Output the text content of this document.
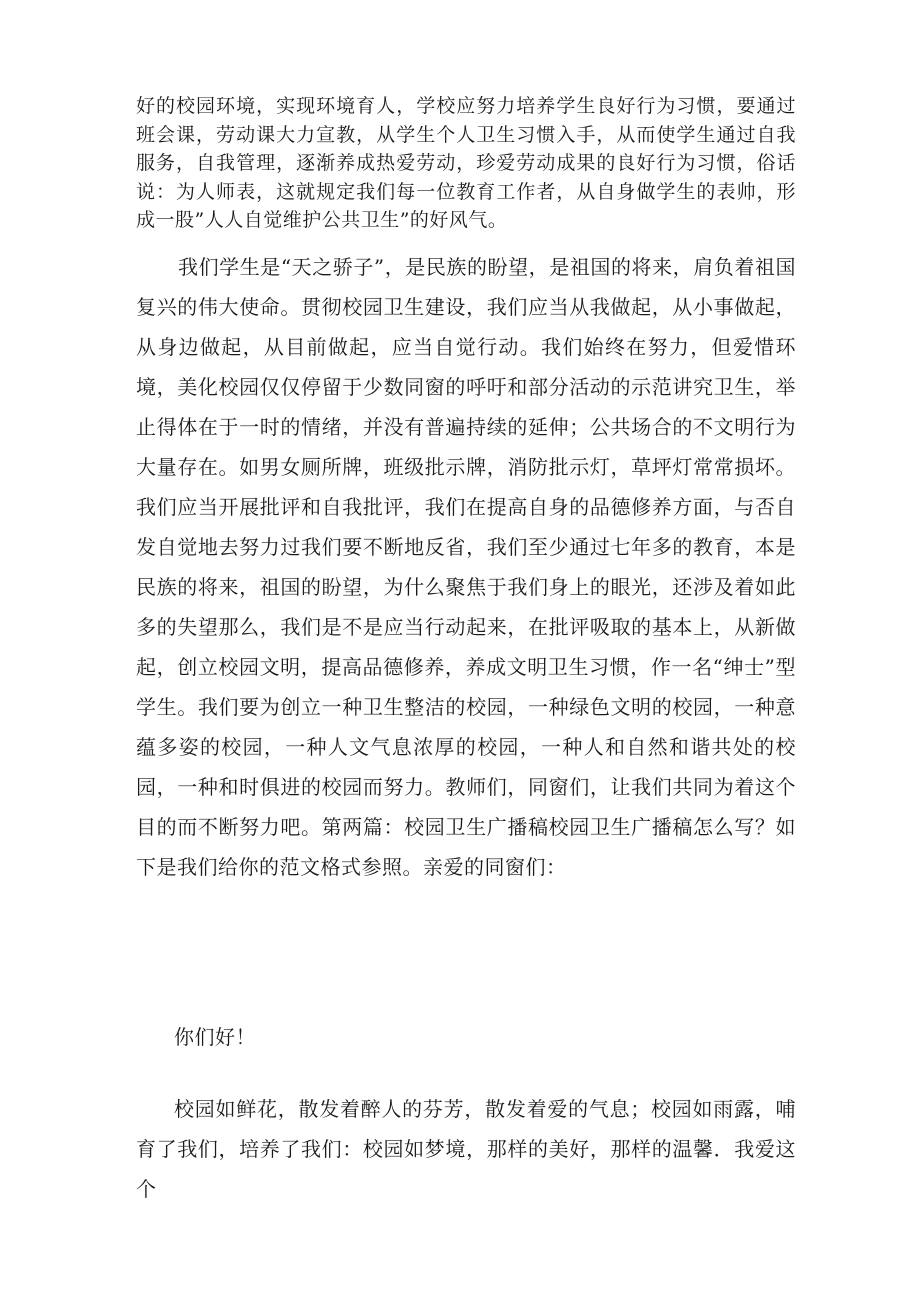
好的校园环境，实现环境育人，学校应努力培养学生良好行为习惯，要通过班会课，劳动课大力宣教，从学生个人卫生习惯入手，从而使学生通过自我服务，自我管理，逐渐养成热爱劳动，珍爱劳动成果的良好行为习惯，俗话说：为人师表，这就规定我们每一位教育工作者，从自身做学生的表帅，形成一股”人人自觉维护公共卫生”的好风气。

我们学生是“天之骄子”，是民族的盼望，是祖国的将来，肩负着祖国复兴的伟大使命。贯彻校园卫生建设，我们应当从我做起，从小事做起，从身边做起，从目前做起，应当自觉行动。我们始终在努力，但爱惜环境，美化校园仅仅停留于少数同窗的呼吁和部分活动的示范讲究卫生，举止得体在于一时的情绪，并没有普遍持续的延伸；公共场合的不文明行为大量存在。如男女厕所牌，班级批示牌，消防批示灯，草坪灯常常损坏。我们应当开展批评和自我批评，我们在提高自身的品德修养方面，与否自发自觉地去努力过我们要不断地反省，我们至少通过七年多的教育，本是民族的将来，祖国的盼望，为什么聚焦于我们身上的眼光，还涉及着如此多的失望那么，我们是不是应当行动起来，在批评吸取的基本上，从新做起，创立校园文明，提高品德修养，养成文明卫生习惯，作一名“绅士”型学生。我们要为创立一种卫生整洁的校园，一种绿色文明的校园，一种意蕴多姿的校园，一种人文气息浓厚的校园，一种人和自然和谐共处的校园，一种和时俱进的校园而努力。教师们，同窗们，让我们共同为着这个目的而不断努力吧。第两篇：校园卫生广播稿校园卫生广播稿怎么写？如下是我们给你的范文格式参照。亲爱的同窗们：

你们好！

校园如鲜花，散发着醉人的芬芳，散发着爱的气息；校园如雨露，哺育了我们，培养了我们：校园如梦境，那样的美好，那样的温馨．我爱这个
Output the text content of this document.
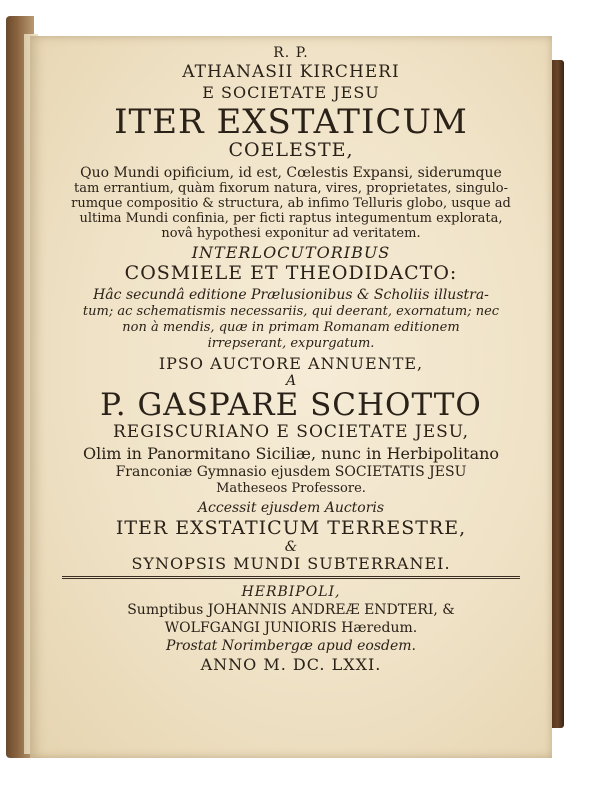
R. P.

ATHANASII KIRCHERI

E SOCIETATE JESU

ITER EXSTATICUM

COELESTE,

Quo Mundi opificium, id est, Cœlestis Expansi, siderumque

tam errantium, quàm fixorum natura, vires, proprietates, singulo-

rumque compositio & structura, ab infimo Telluris globo, usque ad

ultima Mundi confinia, per ficti raptus integumentum explorata,

novâ hypothesi exponitur ad veritatem.

INTERLOCUTORIBUS

COSMIELE ET THEODIDACTO:

Hâc secundâ editione Prælusionibus & Scholiis illustra-

tum; ac schematismis necessariis, qui deerant, exornatum; nec

non à mendis, quæ in primam Romanam editionem

irrepserant, expurgatum.

IPSO AUCTORE ANNUENTE,

A

P. GASPARE SCHOTTO

REGISCURIANO E SOCIETATE JESU,

Olim in Panormitano Siciliæ, nunc in Herbipolitano

Franconiæ Gymnasio ejusdem SOCIETATIS JESU

Matheseos Professore.

Accessit ejusdem Auctoris

ITER EXSTATICUM TERRESTRE,

&

SYNOPSIS MUNDI SUBTERRANEI.

HERBIPOLI,

Sumptibus JOHANNIS ANDREÆ ENDTERI, &

WOLFGANGI JUNIORIS Hæredum.

Prostat Norimbergæ apud eosdem.

ANNO M. DC. LXXI.
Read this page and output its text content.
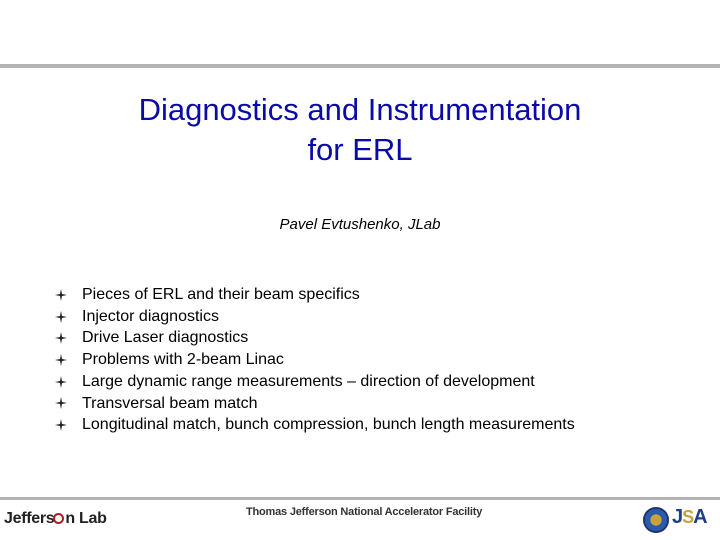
Diagnostics and Instrumentation
for ERL
Pavel Evtushenko, JLab
Pieces of ERL and their beam specifics
Injector diagnostics
Drive Laser diagnostics
Problems with 2-beam Linac
Large dynamic range measurements – direction of development
Transversal beam match
Longitudinal match, bunch compression, bunch length measurements
Jeffers n Lab	Thomas Jefferson National Accelerator Facility	JSA
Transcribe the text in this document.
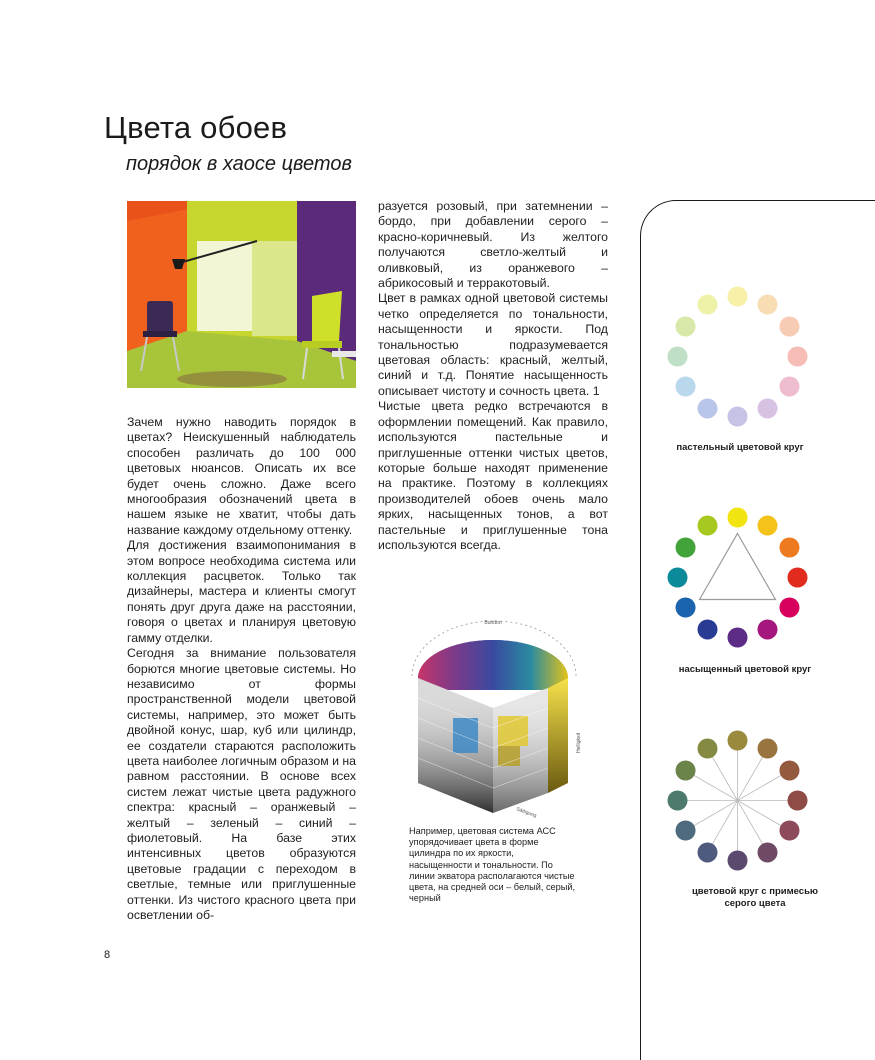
Цвета обоев
порядок в хаосе цветов

Зачем нужно наводить порядок в цветах? Неискушенный наблюдатель способен различать до 100 000 цветовых нюансов. Описать их все будет очень сложно. Даже всего многообразия обозначений цвета в нашем языке не хватит, чтобы дать название каждому отдельному оттенку.

Для достижения взаимопонимания в этом вопросе необходима система или коллекция расцветок. Только так дизайнеры, мастера и клиенты смогут понять друг друга даже на расстоянии, говоря о цветах и планируя цветовую гамму отделки.

Сегодня за внимание пользователя борются многие цветовые системы. Но независимо от формы пространственной модели цветовой системы, например, это может быть двойной конус, шар, куб или цилиндр, ее создатели стараются расположить цвета наиболее логичным образом и на равном расстоянии. В основе всех систем лежат чистые цвета радужного спектра: красный – оранжевый – желтый – зеленый – синий – фиолетовый. На базе этих интенсивных цветов образуются цветовые градации с переходом в светлые, темные или приглушенные оттенки. Из чистого красного цвета при осветлении об-

разуется розовый, при затемнении – бордо, при добавлении серого – красно-коричневый. Из желтого получаются светло-желтый и оливковый, из оранжевого – абрикосовый и терракотовый.

Цвет в рамках одной цветовой системы четко определяется по тональности, насыщенности и яркости. Под тональностью подразумевается цветовая область: красный, желтый, синий и т.д. Понятие насыщенность описывает чистоту и сочность цвета. 1

Чистые цвета редко встречаются в оформлении помещений. Как правило, используются пастельные и приглушенные оттенки чистых цветов, которые больше находят применение на практике. Поэтому в коллекциях производителей обоев очень мало ярких, насыщенных тонов, а вот пастельные и приглушенные тона используются всегда.

Buntton
Helligkeit
Sättigung
Например, цветовая система АСС упорядочивает цвета в форме цилиндра по их яркости, насыщенности и тональности. По линии экватора располагаются чистые цвета, на средней оси – белый, серый, черный
пастельный цветовой круг
насыщенный цветовой круг
цветовой круг с примесью серого цвета
8
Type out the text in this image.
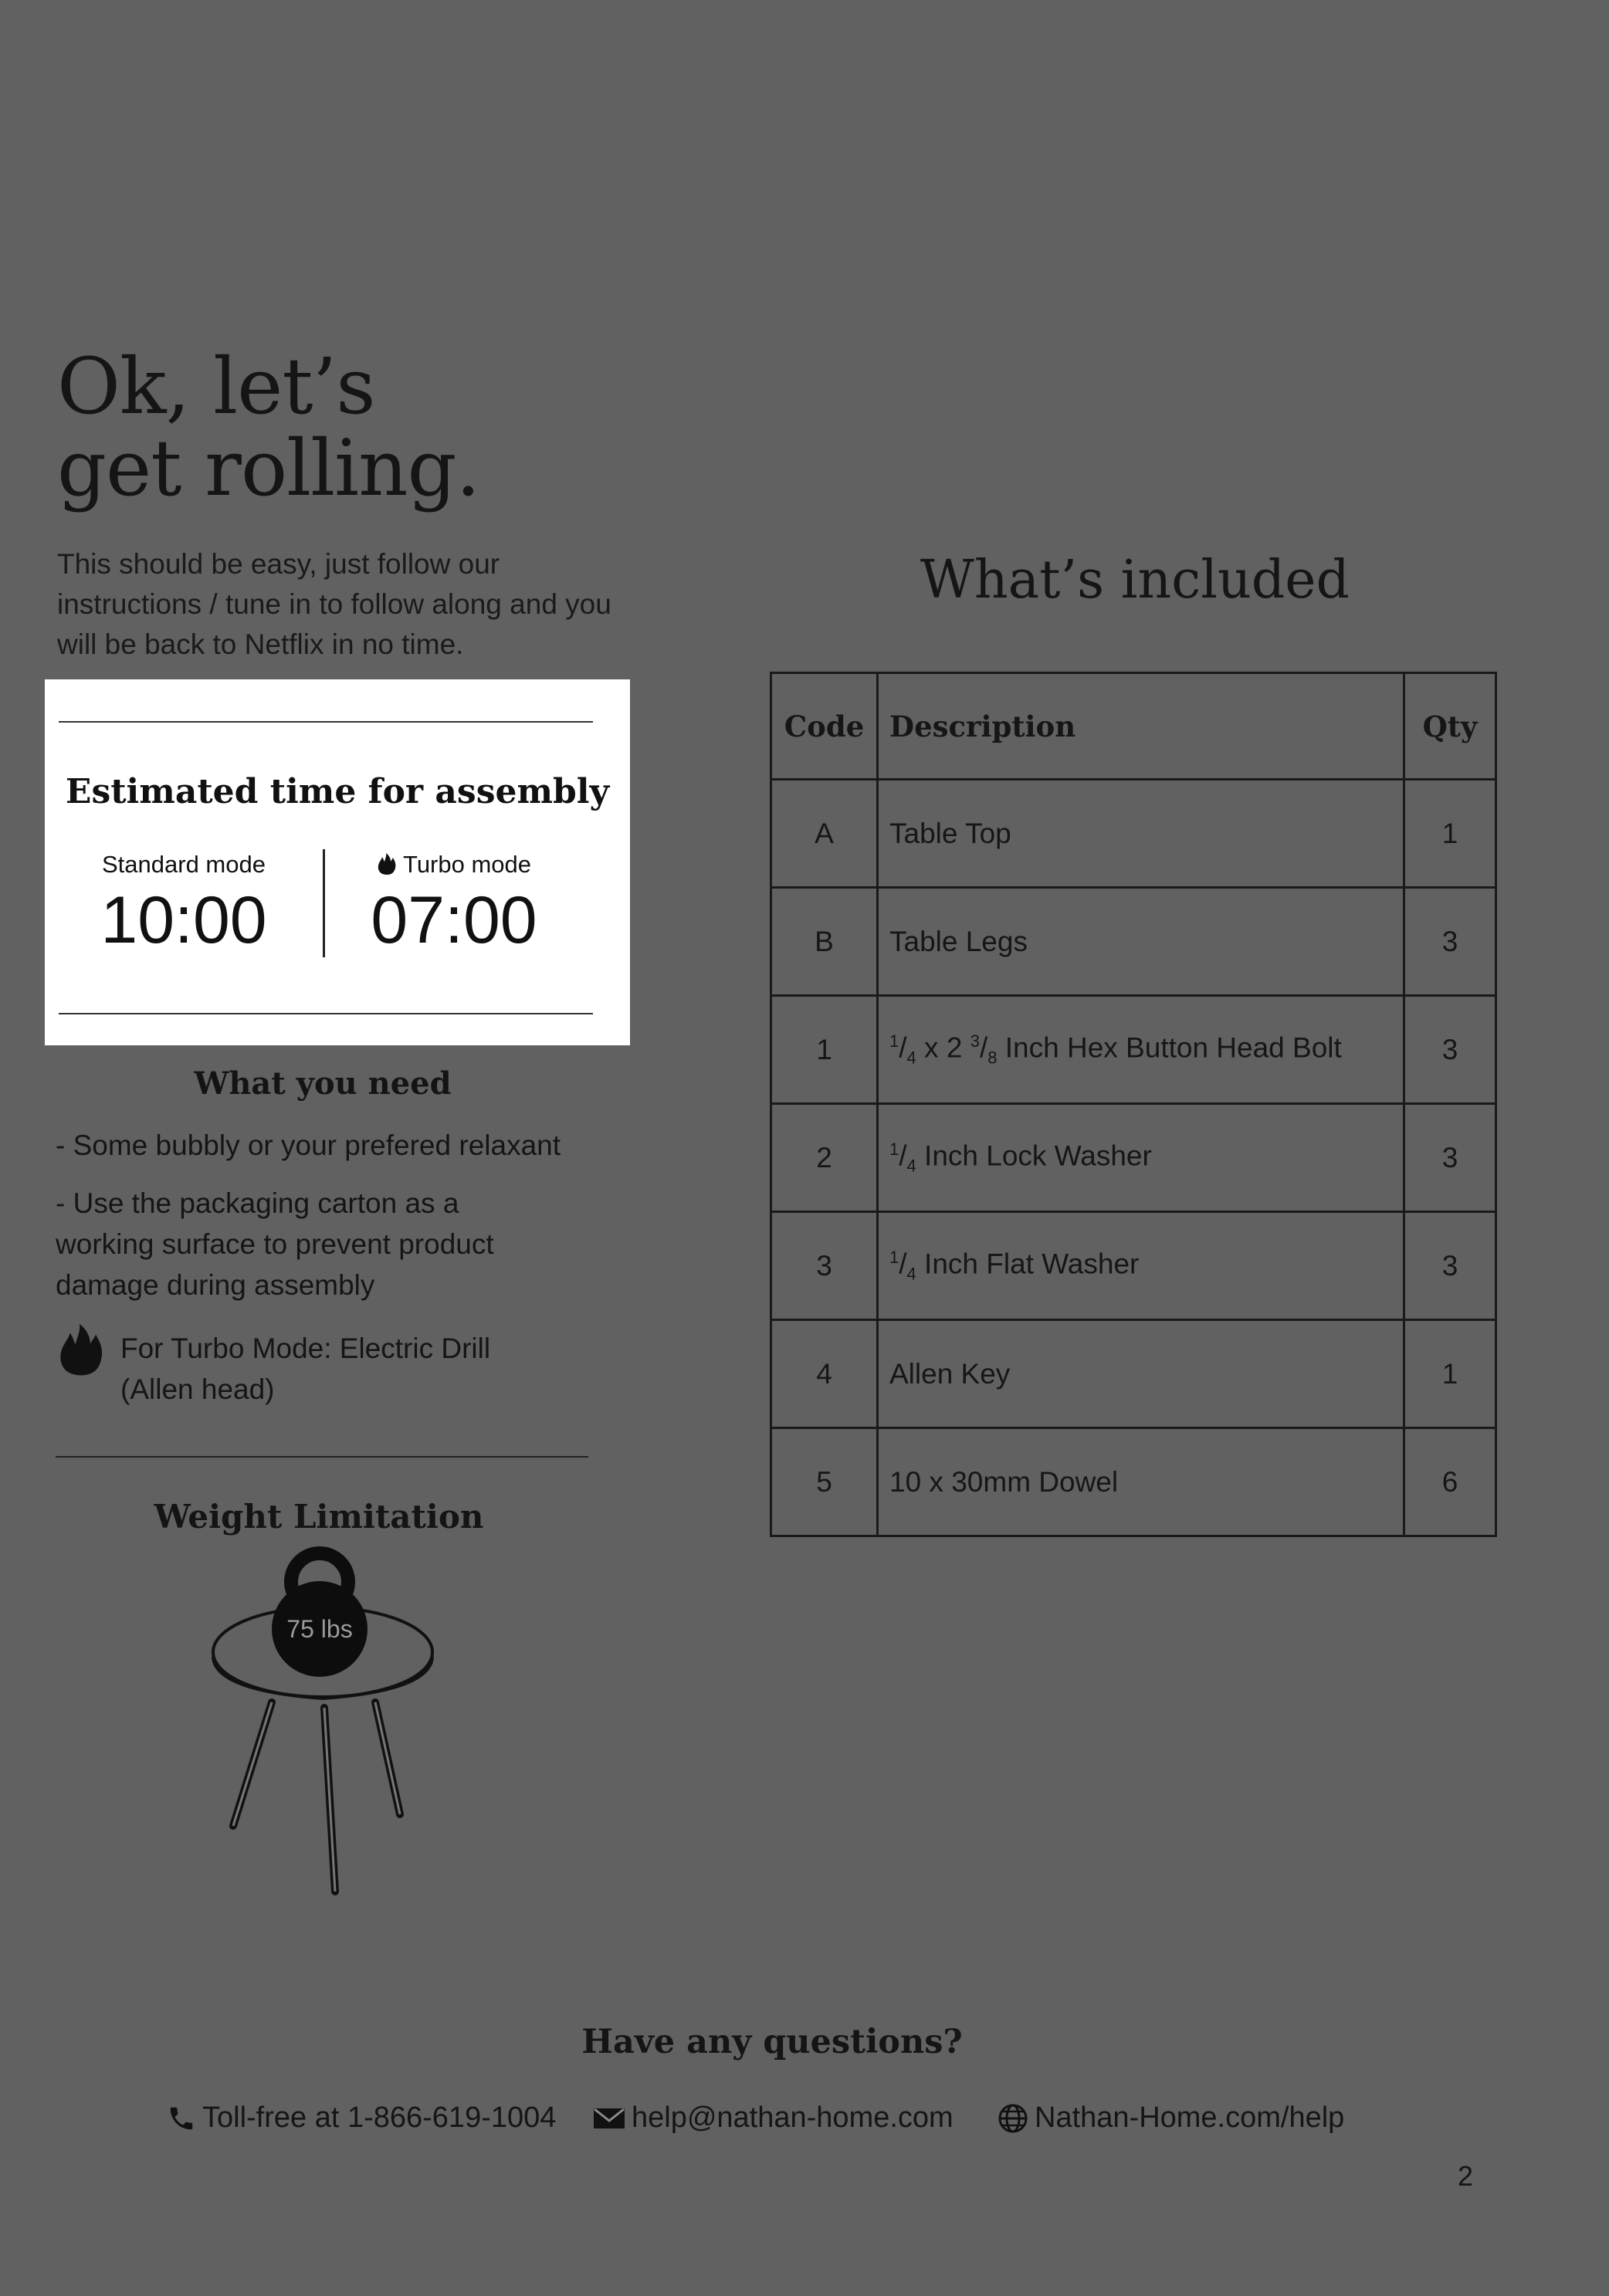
Ok, let’s
get rolling.

This should be easy, just follow our instructions / tune in to follow along and you will be back to Netflix in no time.

Estimated time for assembly

Standard mode
10:00
Turbo mode
07:00

What you need

- Some bubbly or your prefered relaxant

- Use the packaging carton as a working surface to prevent product damage during assembly

For Turbo Mode: Electric Drill (Allen head)

Weight Limitation

75 lbs

What’s included

Code	Description	Qty
A	Table Top	1
B	Table Legs	3
1	$^1/_4$ x 2 $^3/_8$ Inch Hex Button Head Bolt	3
2	$^1/_4$ Inch Lock Washer	3
3	$^1/_4$ Inch Flat Washer	3
4	Allen Key	1
5	10 x 30mm Dowel	6

Have any questions?

Toll-free at 1-866-619-1004	help@nathan-home.com	Nathan-Home.com/help
2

════

> TASK STATEMENT: Every line in the data that holds "beam" should be copied out.

> TASK RESULT:
Pieces of ERL and their beam specifics
Problems with 2-beam Linac
Transversal beam match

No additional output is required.